▶ **EXERCISE**
Set every record down verbatim and omit the pictures.

### INFORMATION SHOWN

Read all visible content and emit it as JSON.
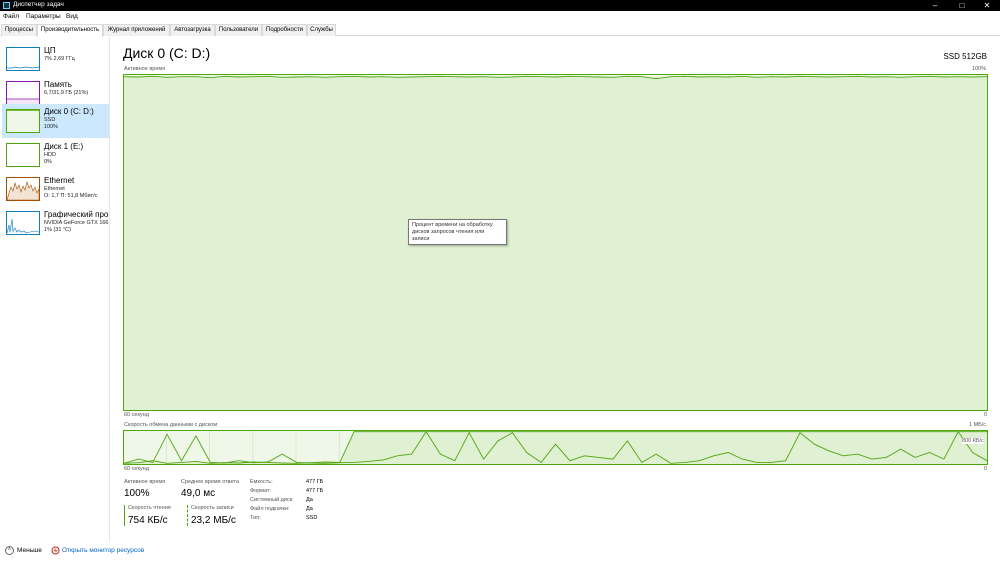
{
  "window": {
    "title": "Диспетчер задач",
    "controls": {
      "minimize": "–",
      "maximize": "□",
      "close": "✕"
    }
  },
  "menu": [
    "Файл",
    "Параметры",
    "Вид"
  ],
  "tabs": [
    "Процессы",
    "Производительность",
    "Журнал приложений",
    "Автозагрузка",
    "Пользователи",
    "Подробности",
    "Службы"
  ],
  "active_tab": "Производительность",
  "sidebar": [
    {
      "name": "ЦП",
      "line1": "7% 2,69 ГГц",
      "line2": "",
      "color": "#117dbb"
    },
    {
      "name": "Память",
      "line1": "6,7/31,9 ГБ (21%)",
      "line2": "",
      "color": "#8b12ae"
    },
    {
      "name": "Диск 0 (C: D:)",
      "line1": "SSD",
      "line2": "100%",
      "color": "#4da60c",
      "selected": true
    },
    {
      "name": "Диск 1 (E:)",
      "line1": "HDD",
      "line2": "0%",
      "color": "#4da60c"
    },
    {
      "name": "Ethernet",
      "line1": "Ethernet",
      "line2": "О: 1,7 П: 51,8 Мбит/с",
      "color": "#a74f01"
    },
    {
      "name": "Графический про",
      "line1": "NVIDIA GeForce GTX 166",
      "line2": "1% (31 °C)",
      "color": "#117dbb"
    }
  ],
  "main": {
    "title": "Диск 0 (C: D:)",
    "model": "SSD 512GB",
    "active_graph": {
      "label": "Активное время",
      "max_label": "100%",
      "x_label": "60 секунд",
      "min_label": "0"
    },
    "transfer_graph": {
      "label": "Скорость обмена данными с диском",
      "max_label": "1 МБ/с",
      "mid_label": "800 КБ/с",
      "x_label": "60 секунд",
      "min_label": "0"
    },
    "tooltip": "Процент времени на обработку дисков запросов чтения или записи"
  },
  "stats": {
    "active_time": {
      "label": "Активное время",
      "value": "100%"
    },
    "avg_response": {
      "label": "Среднее время ответа",
      "value": "49,0 мс"
    },
    "read_speed": {
      "label": "Скорость чтения",
      "value": "754 КБ/с"
    },
    "write_speed": {
      "label": "Скорость записи",
      "value": "23,2 МБ/с"
    }
  },
  "info": [
    {
      "label": "Емкость:",
      "value": "477 ГБ"
    },
    {
      "label": "Формат:",
      "value": "477 ГБ"
    },
    {
      "label": "Системный диск:",
      "value": "Да"
    },
    {
      "label": "Файл подкачки:",
      "value": "Да"
    },
    {
      "label": "Тип:",
      "value": "SSD"
    }
  ],
  "bottom": {
    "less": "Меньше",
    "resource_monitor": "Открыть монитор ресурсов"
  },
  "colors": {
    "disk_green": "#4da60c",
    "graph_fill": "#eff7e8",
    "grid": "#d1e8c2",
    "link_blue": "#0066cc",
    "selected_bg": "#cce8ff"
  },
  "active_series": [
    99.5,
    99.4,
    99.6,
    99.3,
    99.5,
    99.5,
    99.2,
    99.6,
    99.4,
    99.5,
    99.6,
    99.3,
    99.4,
    99.5,
    99.3,
    99.5,
    99.6,
    99.4,
    99.5,
    99.3,
    99.4,
    99.5,
    99.6,
    99.5,
    99.4,
    99.5,
    99.3,
    99.4,
    99.6,
    99.5,
    99.4,
    99.6,
    99.5,
    99.4,
    99.3,
    99.6,
    99.5,
    98.9,
    99.5,
    99.6,
    99.4,
    99.5,
    99.4,
    99.6,
    99.3,
    99.5,
    99.4,
    99.6,
    99.5,
    99.4,
    99.5,
    99.6,
    99.4,
    99.5,
    99.3,
    99.5,
    99.6,
    99.4,
    99.5,
    99.4,
    99.5
  ],
  "read_series": [
    0.02,
    0.04,
    0.1,
    0.02,
    0.05,
    0.08,
    0.02,
    0.04,
    0.03,
    0.06,
    0.05,
    0.03,
    0.02,
    0.04,
    0.06,
    0.05,
    0.98,
    0.98,
    0.98,
    0.98,
    0.98,
    0.98,
    0.98,
    0.98,
    0.98,
    0.98,
    0.98,
    0.98,
    0.98,
    0.98,
    0.98,
    0.98,
    0.98,
    0.98,
    0.98,
    0.98,
    0.98,
    0.98,
    0.98,
    0.98,
    0.98,
    0.98,
    0.98,
    0.98,
    0.98,
    0.98,
    0.98,
    0.98,
    0.98,
    0.98,
    0.98,
    0.98,
    0.98,
    0.98,
    0.98,
    0.98,
    0.98,
    0.98,
    0.98,
    0.98,
    0.98
  ],
  "write_series": [
    0.02,
    0.15,
    0.05,
    0.9,
    0.1,
    0.85,
    0.05,
    0.03,
    0.1,
    0.04,
    0.06,
    0.3,
    0.05,
    0.03,
    0.02,
    0.04,
    0.05,
    0.08,
    0.12,
    0.25,
    0.3,
    0.98,
    0.3,
    0.1,
    0.95,
    0.15,
    0.7,
    0.95,
    0.35,
    0.05,
    0.6,
    0.1,
    0.25,
    0.2,
    0.15,
    0.7,
    0.05,
    0.3,
    0.02,
    0.05,
    0.1,
    0.25,
    0.35,
    0.15,
    0.05,
    0.05,
    0.1,
    0.95,
    0.6,
    0.4,
    0.25,
    0.3,
    0.15,
    0.2,
    0.45,
    0.2,
    0.35,
    0.15,
    0.98,
    0.35,
    0.1
  ]
}
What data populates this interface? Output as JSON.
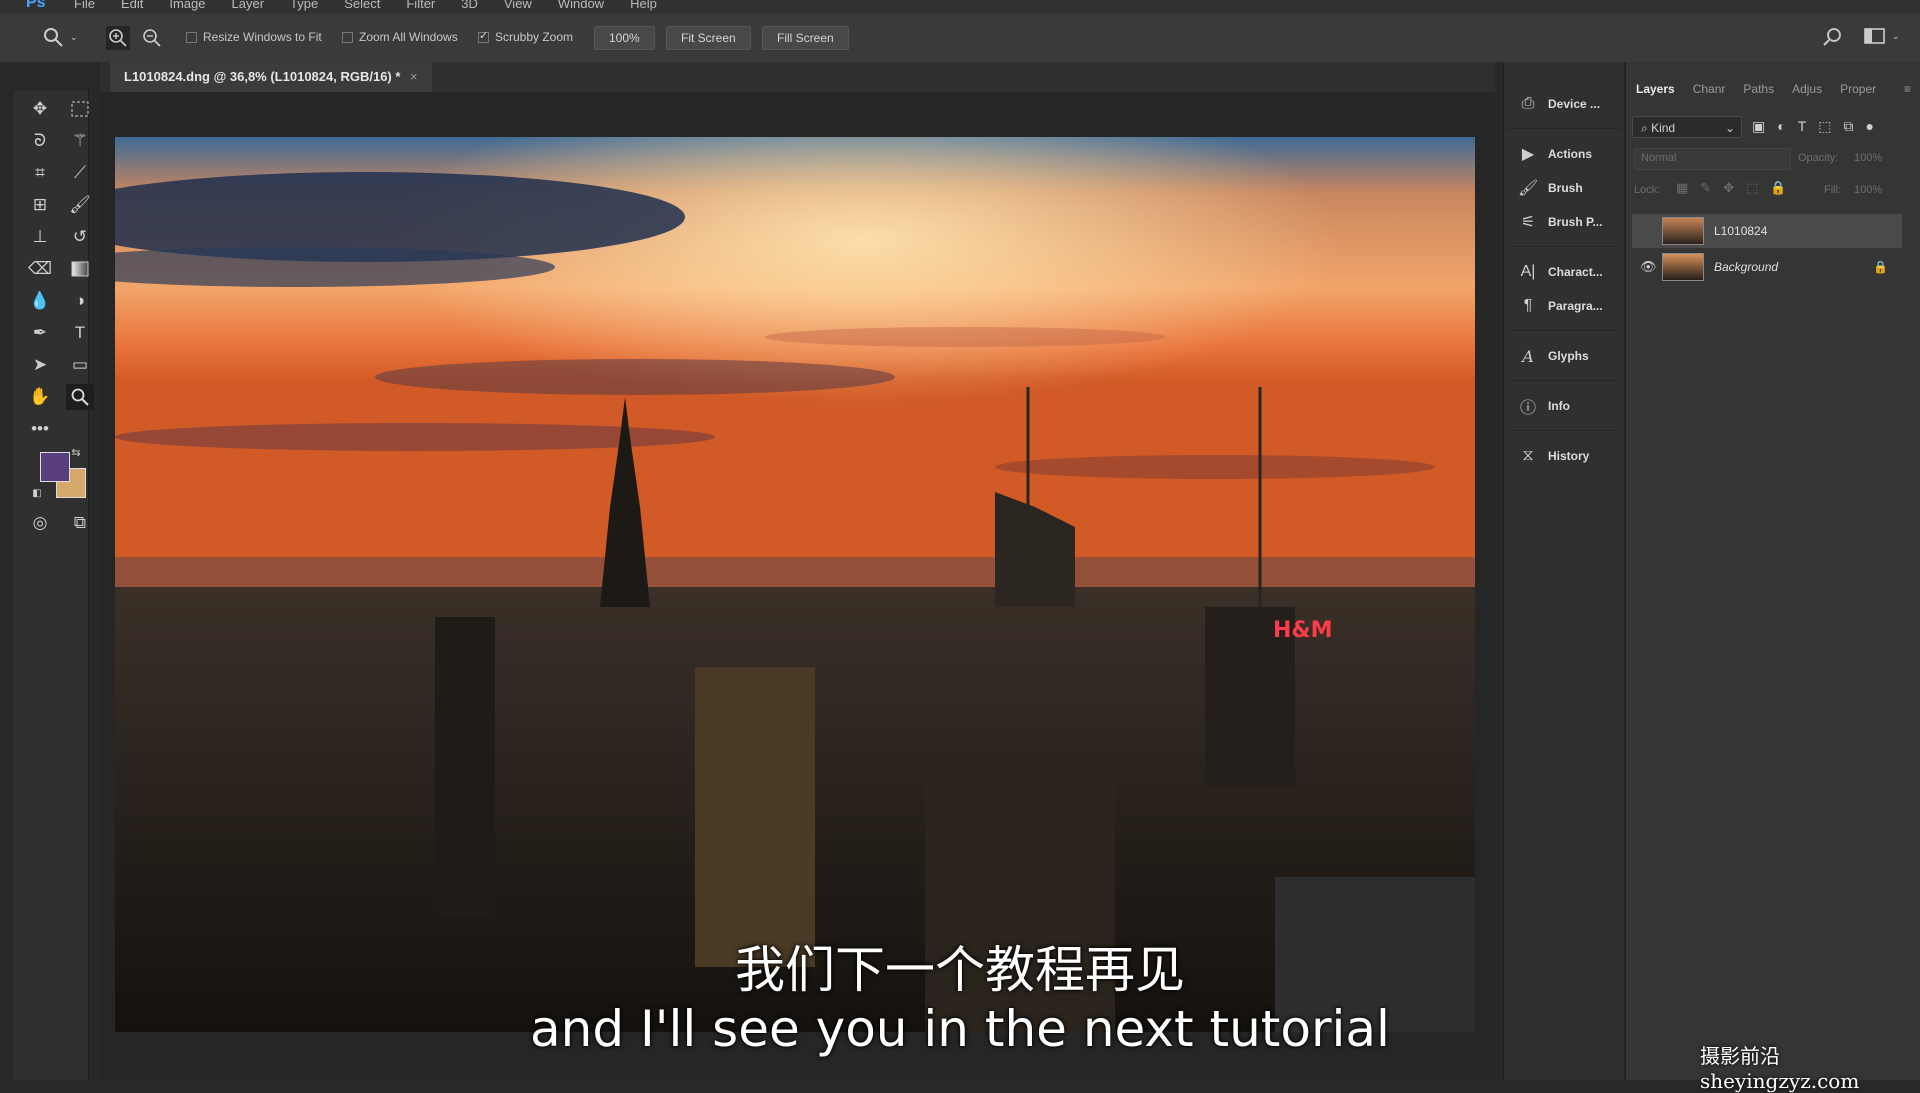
{
  "app": {
    "logo": "Ps",
    "menus": [
      "File",
      "Edit",
      "Image",
      "Layer",
      "Type",
      "Select",
      "Filter",
      "3D",
      "View",
      "Window",
      "Help"
    ]
  },
  "options": {
    "resize_windows": "Resize Windows to Fit",
    "zoom_all": "Zoom All Windows",
    "scrubby": "Scrubby Zoom",
    "zoom_value": "100%",
    "fit_screen": "Fit Screen",
    "fill_screen": "Fill Screen"
  },
  "document": {
    "tab_title": "L1010824.dng @ 36,8% (L1010824, RGB/16) *"
  },
  "subtitles": {
    "chinese": "我们下一个教程再见",
    "english": "and I'll see you in the next tutorial"
  },
  "dock": [
    "Device ...",
    "Actions",
    "Brush",
    "Brush P...",
    "Charact...",
    "Paragra...",
    "Glyphs",
    "Info",
    "History"
  ],
  "layers_panel": {
    "tabs": [
      "Layers",
      "Chanr",
      "Paths",
      "Adjus",
      "Proper"
    ],
    "filter": "Kind",
    "blend_mode": "Normal",
    "opacity_label": "Opacity:",
    "opacity_value": "100%",
    "lock_label": "Lock:",
    "fill_label": "Fill:",
    "fill_value": "100%",
    "layers": [
      {
        "name": "L1010824",
        "selected": true,
        "visible": false
      },
      {
        "name": "Background",
        "selected": false,
        "visible": true
      }
    ]
  },
  "watermark": "摄影前沿 sheyingzyz.com",
  "colors": {
    "foreground": "#5a3f7e",
    "background": "#d6a86a"
  }
}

######

▶ **TASK RESPONSE**
Read all visible content and emit it as JSON.
{
  "window": {
    "title": "Диспетчер задач",
    "controls": {
      "minimize": "–",
      "maximize": "□",
      "close": "✕"
    }
  },
  "menu": [
    "Файл",
    "Параметры",
    "Вид"
  ],
  "tabs": [
    "Процессы",
    "Производительность",
    "Журнал приложений",
    "Автозагрузка",
    "Пользователи",
    "Подробности",
    "Службы"
  ],
  "active_tab": "Производительность",
  "sidebar": [
    {
      "name": "ЦП",
      "line1": "7% 2,69 ГГц",
      "line2": "",
      "color": "#117dbb"
    },
    {
      "name": "Память",
      "line1": "6,7/31,9 ГБ (21%)",
      "line2": "",
      "color": "#8b12ae"
    },
    {
      "name": "Диск 0 (C: D:)",
      "line1": "SSD",
      "line2": "100%",
      "color": "#4da60c",
      "selected": true
    },
    {
      "name": "Диск 1 (E:)",
      "line1": "HDD",
      "line2": "0%",
      "color": "#4da60c"
    },
    {
      "name": "Ethernet",
      "line1": "Ethernet",
      "line2": "О: 1,7 П: 51,8 Мбит/с",
      "color": "#a74f01"
    },
    {
      "name": "Графический про",
      "line1": "NVIDIA GeForce GTX 166",
      "line2": "1% (31 °C)",
      "color": "#117dbb"
    }
  ],
  "main": {
    "title": "Диск 0 (C: D:)",
    "model": "SSD 512GB",
    "active_graph": {
      "label": "Активное время",
      "max_label": "100%",
      "x_label": "60 секунд",
      "min_label": "0"
    },
    "transfer_graph": {
      "label": "Скорость обмена данными с диском",
      "max_label": "1 МБ/с",
      "mid_label": "800 КБ/с",
      "x_label": "60 секунд",
      "min_label": "0"
    },
    "tooltip": "Процент времени на обработку дисков запросов чтения или записи"
  },
  "stats": {
    "active_time": {
      "label": "Активное время",
      "value": "100%"
    },
    "avg_response": {
      "label": "Среднее время ответа",
      "value": "49,0 мс"
    },
    "read_speed": {
      "label": "Скорость чтения",
      "value": "754 КБ/с"
    },
    "write_speed": {
      "label": "Скорость записи",
      "value": "23,2 МБ/с"
    }
  },
  "info": [
    {
      "label": "Емкость:",
      "value": "477 ГБ"
    },
    {
      "label": "Формат:",
      "value": "477 ГБ"
    },
    {
      "label": "Системный диск:",
      "value": "Да"
    },
    {
      "label": "Файл подкачки:",
      "value": "Да"
    },
    {
      "label": "Тип:",
      "value": "SSD"
    }
  ],
  "bottom": {
    "less": "Меньше",
    "resource_monitor": "Открыть монитор ресурсов"
  },
  "colors": {
    "disk_green": "#4da60c",
    "graph_fill": "#eff7e8",
    "grid": "#d1e8c2",
    "link_blue": "#0066cc",
    "selected_bg": "#cce8ff"
  },
  "active_series": [
    99.5,
    99.4,
    99.6,
    99.3,
    99.5,
    99.5,
    99.2,
    99.6,
    99.4,
    99.5,
    99.6,
    99.3,
    99.4,
    99.5,
    99.3,
    99.5,
    99.6,
    99.4,
    99.5,
    99.3,
    99.4,
    99.5,
    99.6,
    99.5,
    99.4,
    99.5,
    99.3,
    99.4,
    99.6,
    99.5,
    99.4,
    99.6,
    99.5,
    99.4,
    99.3,
    99.6,
    99.5,
    98.9,
    99.5,
    99.6,
    99.4,
    99.5,
    99.4,
    99.6,
    99.3,
    99.5,
    99.4,
    99.6,
    99.5,
    99.4,
    99.5,
    99.6,
    99.4,
    99.5,
    99.3,
    99.5,
    99.6,
    99.4,
    99.5,
    99.4,
    99.5
  ],
  "read_series": [
    0.02,
    0.04,
    0.1,
    0.02,
    0.05,
    0.08,
    0.02,
    0.04,
    0.03,
    0.06,
    0.05,
    0.03,
    0.02,
    0.04,
    0.06,
    0.05,
    0.98,
    0.98,
    0.98,
    0.98,
    0.98,
    0.98,
    0.98,
    0.98,
    0.98,
    0.98,
    0.98,
    0.98,
    0.98,
    0.98,
    0.98,
    0.98,
    0.98,
    0.98,
    0.98,
    0.98,
    0.98,
    0.98,
    0.98,
    0.98,
    0.98,
    0.98,
    0.98,
    0.98,
    0.98,
    0.98,
    0.98,
    0.98,
    0.98,
    0.98,
    0.98,
    0.98,
    0.98,
    0.98,
    0.98,
    0.98,
    0.98,
    0.98,
    0.98,
    0.98,
    0.98
  ],
  "write_series": [
    0.02,
    0.15,
    0.05,
    0.9,
    0.1,
    0.85,
    0.05,
    0.03,
    0.1,
    0.04,
    0.06,
    0.3,
    0.05,
    0.03,
    0.02,
    0.04,
    0.05,
    0.08,
    0.12,
    0.25,
    0.3,
    0.98,
    0.3,
    0.1,
    0.95,
    0.15,
    0.7,
    0.95,
    0.35,
    0.05,
    0.6,
    0.1,
    0.25,
    0.2,
    0.15,
    0.7,
    0.05,
    0.3,
    0.02,
    0.05,
    0.1,
    0.25,
    0.35,
    0.15,
    0.05,
    0.05,
    0.1,
    0.95,
    0.6,
    0.4,
    0.25,
    0.3,
    0.15,
    0.2,
    0.45,
    0.2,
    0.35,
    0.15,
    0.98,
    0.35,
    0.1
  ]
}
What data populates this interface? Output as JSON.
{
  "app": {
    "logo": "Ps",
    "menus": [
      "File",
      "Edit",
      "Image",
      "Layer",
      "Type",
      "Select",
      "Filter",
      "3D",
      "View",
      "Window",
      "Help"
    ]
  },
  "options": {
    "resize_windows": "Resize Windows to Fit",
    "zoom_all": "Zoom All Windows",
    "scrubby": "Scrubby Zoom",
    "zoom_value": "100%",
    "fit_screen": "Fit Screen",
    "fill_screen": "Fill Screen"
  },
  "document": {
    "tab_title": "L1010824.dng @ 36,8% (L1010824, RGB/16) *"
  },
  "subtitles": {
    "chinese": "我们下一个教程再见",
    "english": "and I'll see you in the next tutorial"
  },
  "dock": [
    "Device ...",
    "Actions",
    "Brush",
    "Brush P...",
    "Charact...",
    "Paragra...",
    "Glyphs",
    "Info",
    "History"
  ],
  "layers_panel": {
    "tabs": [
      "Layers",
      "Chanr",
      "Paths",
      "Adjus",
      "Proper"
    ],
    "filter": "Kind",
    "blend_mode": "Normal",
    "opacity_label": "Opacity:",
    "opacity_value": "100%",
    "lock_label": "Lock:",
    "fill_label": "Fill:",
    "fill_value": "100%",
    "layers": [
      {
        "name": "L1010824",
        "selected": true,
        "visible": false
      },
      {
        "name": "Background",
        "selected": false,
        "visible": true
      }
    ]
  },
  "watermark": "摄影前沿 sheyingzyz.com",
  "colors": {
    "foreground": "#5a3f7e",
    "background": "#d6a86a"
  }
}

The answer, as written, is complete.